Problem -
Copy all lines of the listing that include the string "title".

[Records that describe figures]
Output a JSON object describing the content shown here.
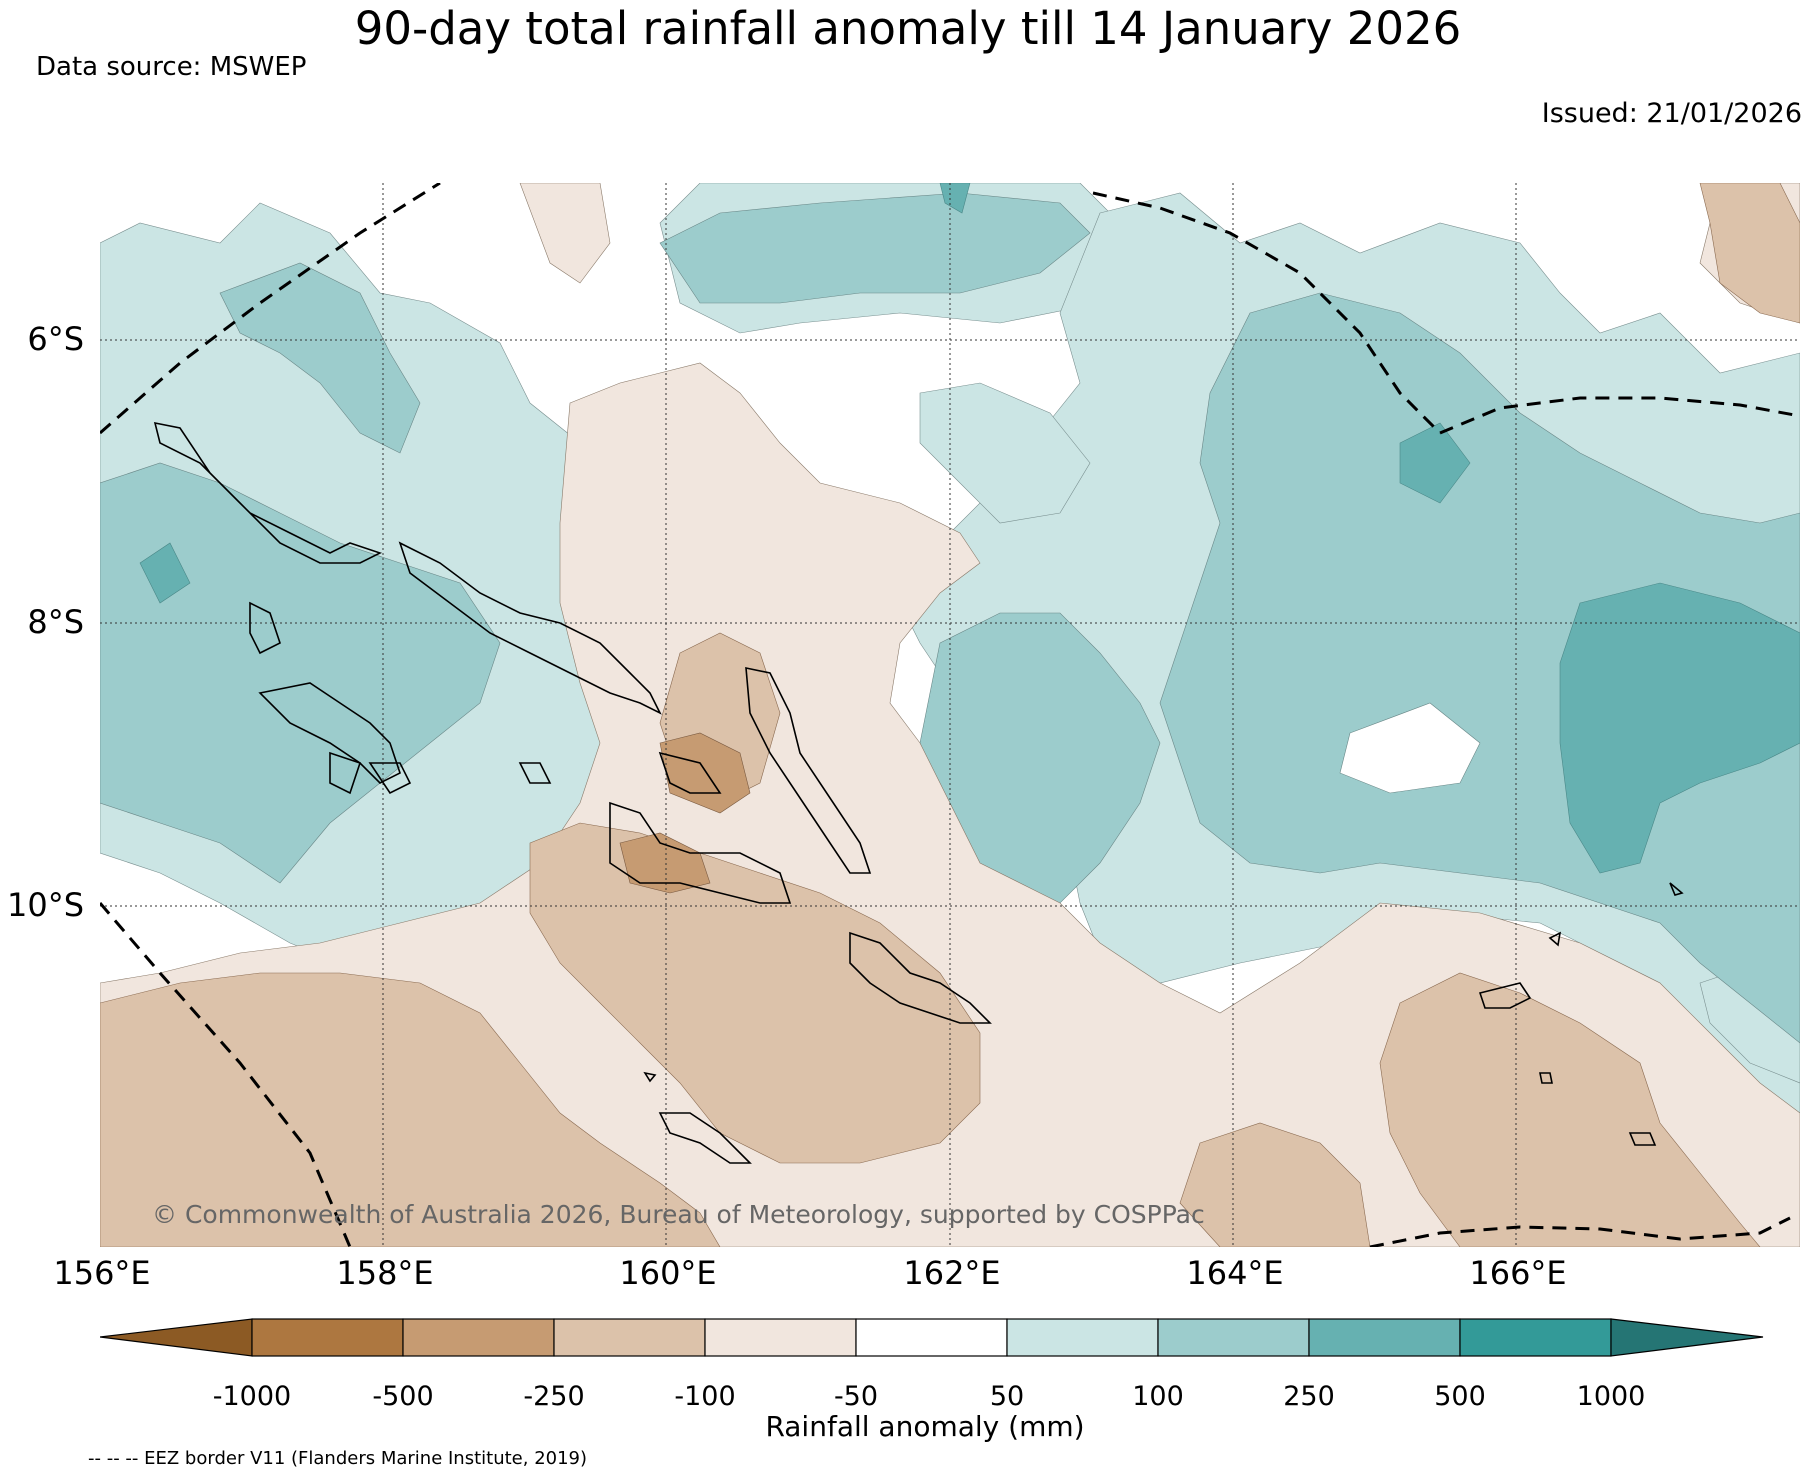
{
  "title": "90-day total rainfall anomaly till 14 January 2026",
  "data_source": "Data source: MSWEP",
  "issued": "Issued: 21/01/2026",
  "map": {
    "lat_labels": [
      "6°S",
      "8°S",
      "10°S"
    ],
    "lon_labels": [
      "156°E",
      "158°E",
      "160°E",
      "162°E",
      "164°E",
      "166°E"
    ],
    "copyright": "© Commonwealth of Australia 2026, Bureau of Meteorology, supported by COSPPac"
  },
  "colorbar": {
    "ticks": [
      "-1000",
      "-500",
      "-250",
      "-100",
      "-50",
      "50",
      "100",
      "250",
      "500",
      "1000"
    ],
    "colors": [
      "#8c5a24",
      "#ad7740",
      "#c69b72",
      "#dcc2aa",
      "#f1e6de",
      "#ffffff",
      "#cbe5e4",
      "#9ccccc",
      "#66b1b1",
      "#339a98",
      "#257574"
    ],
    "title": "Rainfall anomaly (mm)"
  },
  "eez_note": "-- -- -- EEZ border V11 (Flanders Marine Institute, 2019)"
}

Task output -
  "title": "90-day total rainfall anomaly till 14 January 2026",
    "title": "Rainfall anomaly (mm)"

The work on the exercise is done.